> _Task details_:
From the entries below, count every line that contains the word "usein". Please give the number and nothing else.

Dataset items:
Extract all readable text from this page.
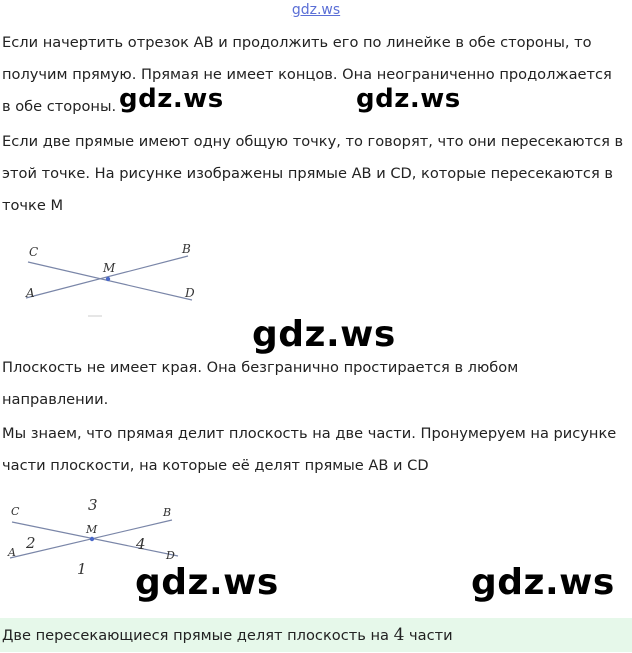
gdz.ws
Если начертить отрезок АВ и продолжить его по линейке в обе стороны, то
получим прямую. Прямая не имеет концов. Она неограниченно продолжается
в обе стороны.
Если две прямые имеют одну общую точку, то говорят, что они пересекаются в
этой точке. На рисунке изображены прямые АВ и CD, которые пересекаются в
точке М
gdz.ws	gdz.ws
C	B
M
A	D
gdz.ws
Плоскость не имеет края. Она безгранично простирается в любом
направлении.
Мы знаем, что прямая делит плоскость на две части. Пронумеруем на рисунке
части плоскости, на которые её делят прямые АВ и CD
C	B
M
A	D
3
2	4
1 gdz.ws	gdz.ws
Две пересекающиеся прямые делят плоскость на 4 части
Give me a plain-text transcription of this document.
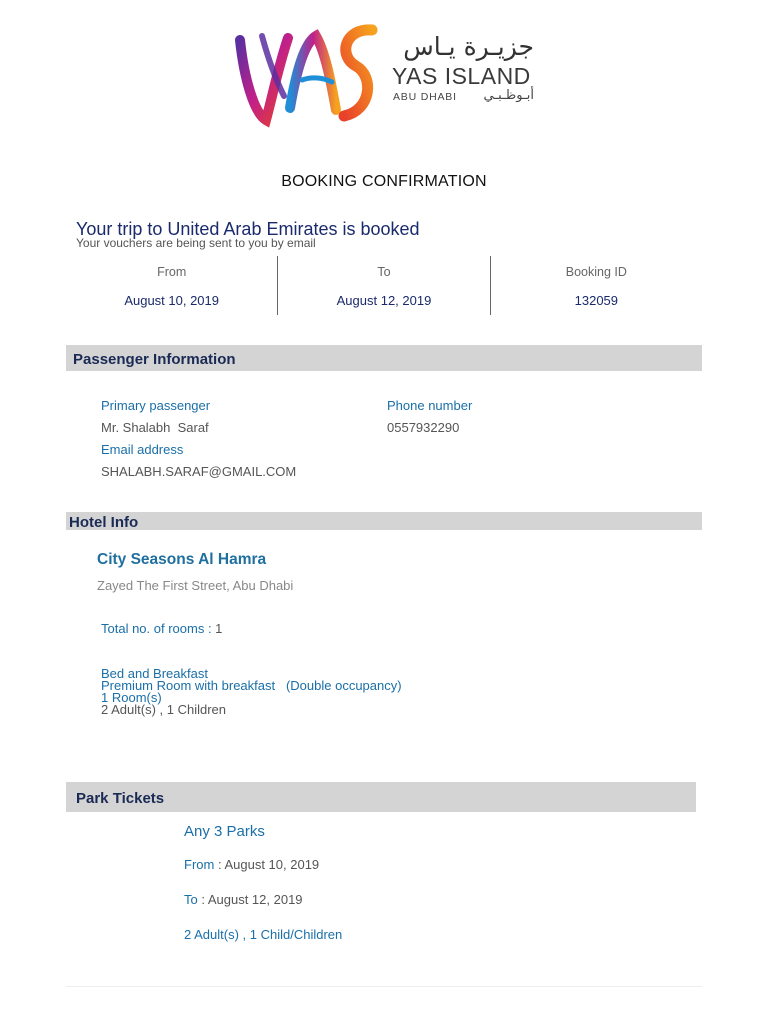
جزيـرة يـاس
YAS ISLAND
ABU DHABI	أبـوظـبـي
BOOKING CONFIRMATION
Your trip to United Arab Emirates is booked
Your vouchers are being sent to you by email
From
August 10, 2019
To
August 12, 2019
Booking ID
132059
Passenger Information
Primary passenger
Mr. Shalabh  Saraf
Phone number
0557932290
Email address
SHALABH.SARAF@GMAIL.COM
Hotel Info
City Seasons Al Hamra
Zayed The First Street, Abu Dhabi
Total no. of rooms : 1
Bed and Breakfast
Premium Room with breakfast   (Double occupancy)
1 Room(s)
2 Adult(s) , 1 Children
Park Tickets
Any 3 Parks
From : August 10, 2019
To : August 12, 2019
2 Adult(s) , 1 Child/Children
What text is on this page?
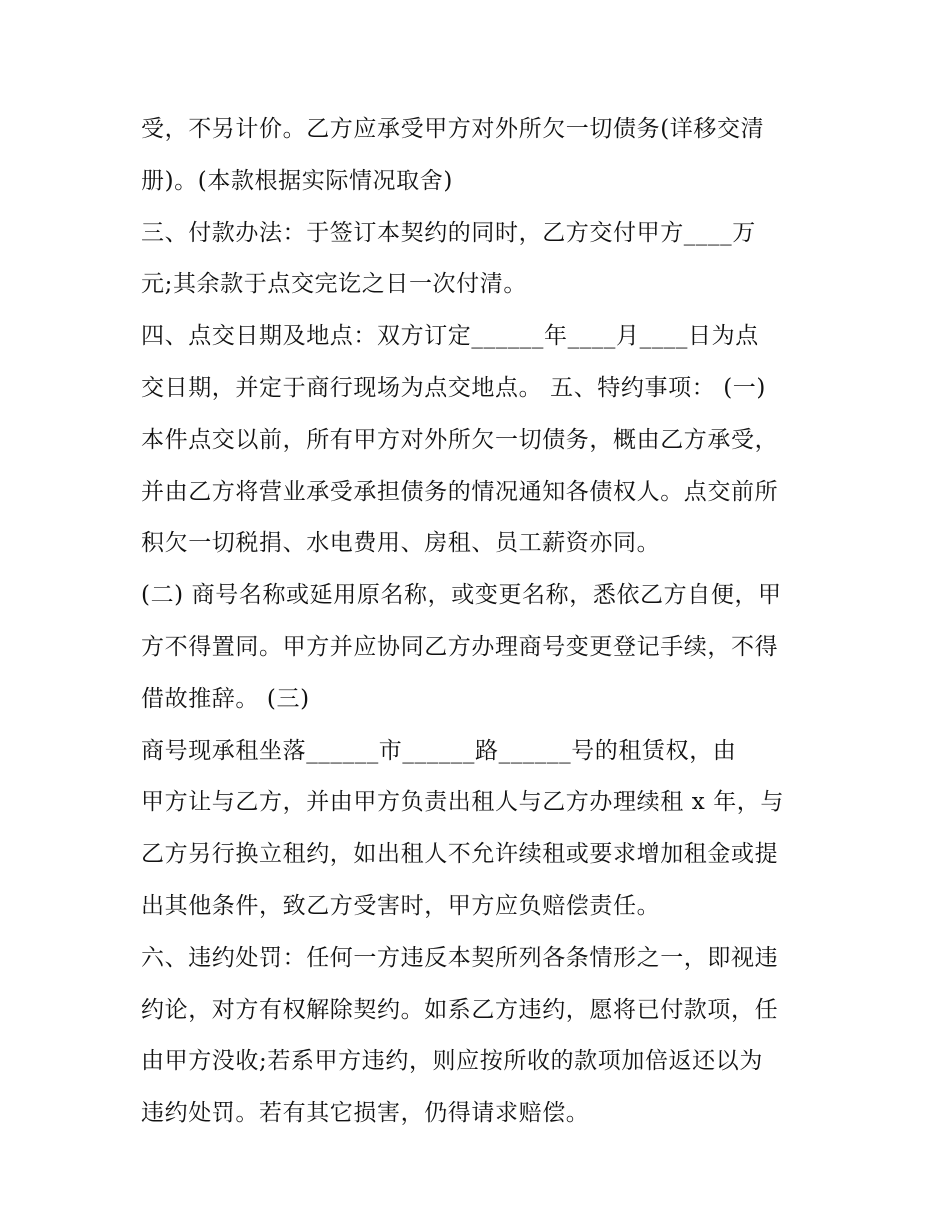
受，不另计价。乙方应承受甲方对外所欠一切债务(详移交清
册)。(本款根据实际情况取舍)
三、付款办法：于签订本契约的同时，乙方交付甲方____万
元;其余款于点交完讫之日一次付清。
四、点交日期及地点：双方订定______年____月____日为点
交日期，并定于商行现场为点交地点。 五、特约事项： (一)
本件点交以前，所有甲方对外所欠一切债务，概由乙方承受，
并由乙方将营业承受承担债务的情况通知各债权人。点交前所
积欠一切税捐、水电费用、房租、员工薪资亦同。
(二) 商号名称或延用原名称，或变更名称，悉依乙方自便，甲
方不得置同。甲方并应协同乙方办理商号变更登记手续，不得
借故推辞。 (三)
商号现承租坐落______市______路______号的租赁权，由
甲方让与乙方，并由甲方负责出租人与乙方办理续租 x 年，与
乙方另行换立租约，如出租人不允许续租或要求增加租金或提
出其他条件，致乙方受害时，甲方应负赔偿责任。
六、违约处罚：任何一方违反本契所列各条情形之一，即视违
约论，对方有权解除契约。如系乙方违约，愿将已付款项，任
由甲方没收;若系甲方违约，则应按所收的款项加倍返还以为
违约处罚。若有其它损害，仍得请求赔偿。
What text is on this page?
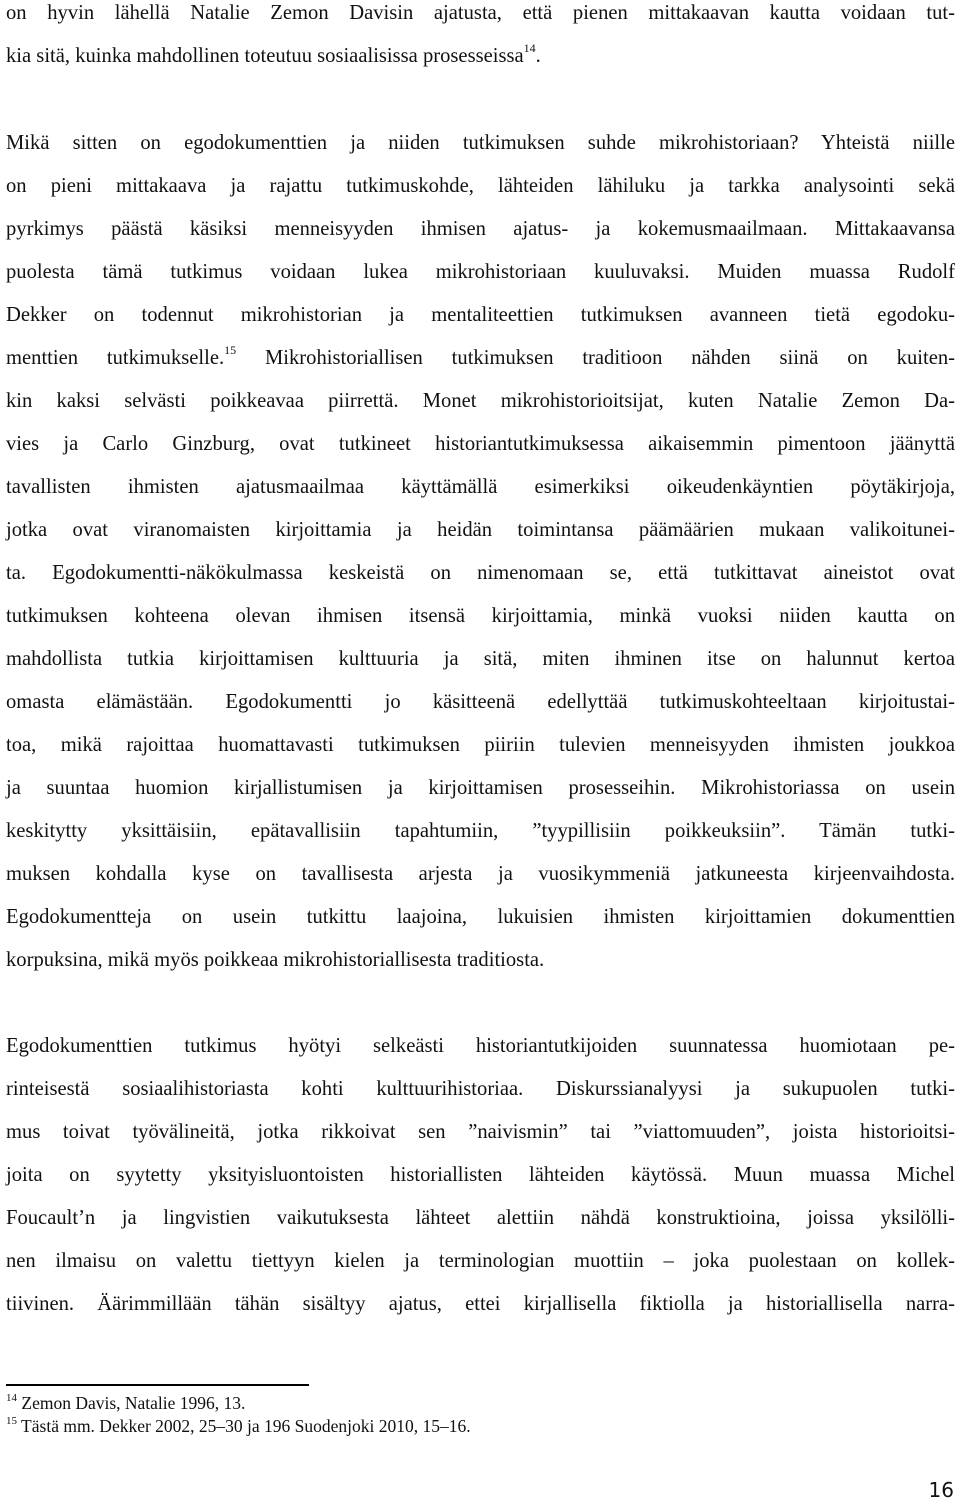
on hyvin lähellä Natalie Zemon Davisin ajatusta, että pienen mittakaavan kautta voidaan tut-
kia sitä, kuinka mahdollinen toteutuu sosiaalisissa prosesseissa$^{14}$.
Mikä sitten on egodokumenttien ja niiden tutkimuksen suhde mikrohistoriaan? Yhteistä niille
on pieni mittakaava ja rajattu tutkimuskohde, lähteiden lähiluku ja tarkka analysointi sekä
pyrkimys päästä käsiksi menneisyyden ihmisen ajatus- ja kokemusmaailmaan. Mittakaavansa
puolesta tämä tutkimus voidaan lukea mikrohistoriaan kuuluvaksi. Muiden muassa Rudolf
Dekker on todennut mikrohistorian ja mentaliteettien tutkimuksen avanneen tietä egodoku-
menttien tutkimukselle.$^{15}$ Mikrohistoriallisen tutkimuksen traditioon nähden siinä on kuiten-
kin kaksi selvästi poikkeavaa piirrettä. Monet mikrohistorioitsijat, kuten Natalie Zemon Da-
vies ja Carlo Ginzburg, ovat tutkineet historiantutkimuksessa aikaisemmin pimentoon jäänyttä
tavallisten ihmisten ajatusmaailmaa käyttämällä esimerkiksi oikeudenkäyntien pöytäkirjoja,
jotka ovat viranomaisten kirjoittamia ja heidän toimintansa päämäärien mukaan valikoitunei-
ta. Egodokumentti-näkökulmassa keskeistä on nimenomaan se, että tutkittavat aineistot ovat
tutkimuksen kohteena olevan ihmisen itsensä kirjoittamia, minkä vuoksi niiden kautta on
mahdollista tutkia kirjoittamisen kulttuuria ja sitä, miten ihminen itse on halunnut kertoa
omasta elämästään. Egodokumentti jo käsitteenä edellyttää tutkimuskohteeltaan kirjoitustai-
toa, mikä rajoittaa huomattavasti tutkimuksen piiriin tulevien menneisyyden ihmisten joukkoa
ja suuntaa huomion kirjallistumisen ja kirjoittamisen prosesseihin. Mikrohistoriassa on usein
keskitytty yksittäisiin, epätavallisiin tapahtumiin, ”tyypillisiin poikkeuksiin”. Tämän tutki-
muksen kohdalla kyse on tavallisesta arjesta ja vuosikymmeniä jatkuneesta kirjeenvaihdosta.
Egodokumentteja on usein tutkittu laajoina, lukuisien ihmisten kirjoittamien dokumenttien
korpuksina, mikä myös poikkeaa mikrohistoriallisesta traditiosta.
Egodokumenttien tutkimus hyötyi selkeästi historiantutkijoiden suunnatessa huomiotaan pe-
rinteisestä sosiaalihistoriasta kohti kulttuurihistoriaa. Diskurssianalyysi ja sukupuolen tutki-
mus toivat työvälineitä, jotka rikkoivat sen ”naivismin” tai ”viattomuuden”, joista historioitsi-
joita on syytetty yksityisluontoisten historiallisten lähteiden käytössä. Muun muassa Michel
Foucault’n ja lingvistien vaikutuksesta lähteet alettiin nähdä konstruktioina, joissa yksilölli-
nen ilmaisu on valettu tiettyyn kielen ja terminologian muottiin – joka puolestaan on kollek-
tiivinen. Äärimmillään tähän sisältyy ajatus, ettei kirjallisella fiktiolla ja historiallisella narra-
$^{14}$ Zemon Davis, Natalie 1996, 13.
$^{15}$ Tästä mm. Dekker 2002, 25–30 ja 196 Suodenjoki 2010, 15–16.
16
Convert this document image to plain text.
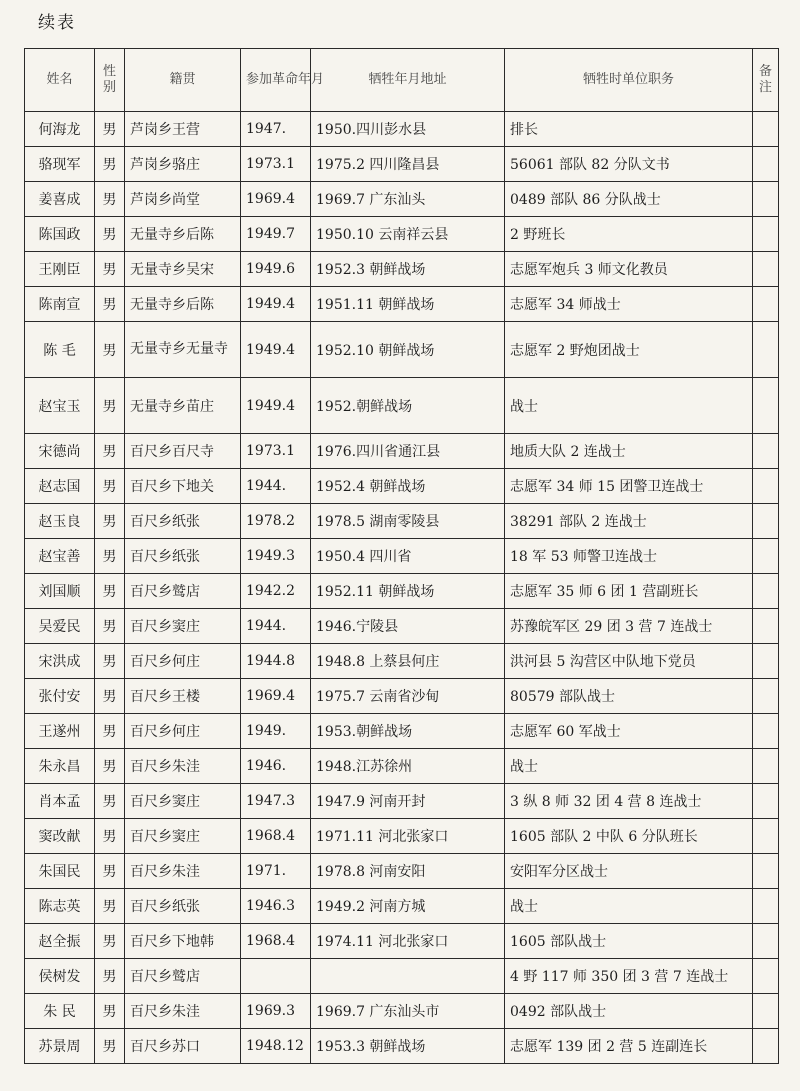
续表
姓名	性别	籍贯	参加革命年月	牺牲年月地址	牺牲时单位职务	备注
何海龙	男	芦岗乡王营	1947.	1950.四川彭水县	排长	
骆现军	男	芦岗乡骆庄	1973.1	1975.2 四川隆昌县	56061 部队 82 分队文书	
姜喜成	男	芦岗乡尚堂	1969.4	1969.7 广东汕头	0489 部队 86 分队战士	
陈国政	男	无量寺乡后陈	1949.7	1950.10 云南祥云县	2 野班长	
王刚臣	男	无量寺乡吴宋	1949.6	1952.3 朝鲜战场	志愿军炮兵 3 师文化教员	
陈南宣	男	无量寺乡后陈	1949.4	1951.11 朝鲜战场	志愿军 34 师战士	
陈 毛	男	无量寺乡无量寺	1949.4	1952.10 朝鲜战场	志愿军 2 野炮团战士	
赵宝玉	男	无量寺乡苗庄	1949.4	1952.朝鲜战场	战士	
宋德尚	男	百尺乡百尺寺	1973.1	1976.四川省通江县	地质大队 2 连战士	
赵志国	男	百尺乡下地关	1944.	1952.4 朝鲜战场	志愿军 34 师 15 团警卫连战士	
赵玉良	男	百尺乡纸张	1978.2	1978.5 湖南零陵县	38291 部队 2 连战士	
赵宝善	男	百尺乡纸张	1949.3	1950.4 四川省	18 军 53 师警卫连战士	
刘国顺	男	百尺乡鹫店	1942.2	1952.11 朝鲜战场	志愿军 35 师 6 团 1 营副班长	
吴爱民	男	百尺乡窦庄	1944.	1946.宁陵县	苏豫皖军区 29 团 3 营 7 连战士	
宋洪成	男	百尺乡何庄	1944.8	1948.8 上蔡县何庄	洪河县 5 沟营区中队地下党员	
张付安	男	百尺乡王楼	1969.4	1975.7 云南省沙甸	80579 部队战士	
王遂州	男	百尺乡何庄	1949.	1953.朝鲜战场	志愿军 60 军战士	
朱永昌	男	百尺乡朱洼	1946.	1948.江苏徐州	战士	
肖本孟	男	百尺乡窦庄	1947.3	1947.9 河南开封	3 纵 8 师 32 团 4 营 8 连战士	
窦改献	男	百尺乡窦庄	1968.4	1971.11 河北张家口	1605 部队 2 中队 6 分队班长	
朱国民	男	百尺乡朱洼	1971.	1978.8 河南安阳	安阳军分区战士	
陈志英	男	百尺乡纸张	1946.3	1949.2 河南方城	战士	
赵全振	男	百尺乡下地韩	1968.4	1974.11 河北张家口	1605 部队战士	
侯树发	男	百尺乡鹫店			4 野 117 师 350 团 3 营 7 连战士	
朱 民	男	百尺乡朱洼	1969.3	1969.7 广东汕头市	0492 部队战士	
苏景周	男	百尺乡苏口	1948.12	1953.3 朝鲜战场	志愿军 139 团 2 营 5 连副连长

> _Written answer_:
2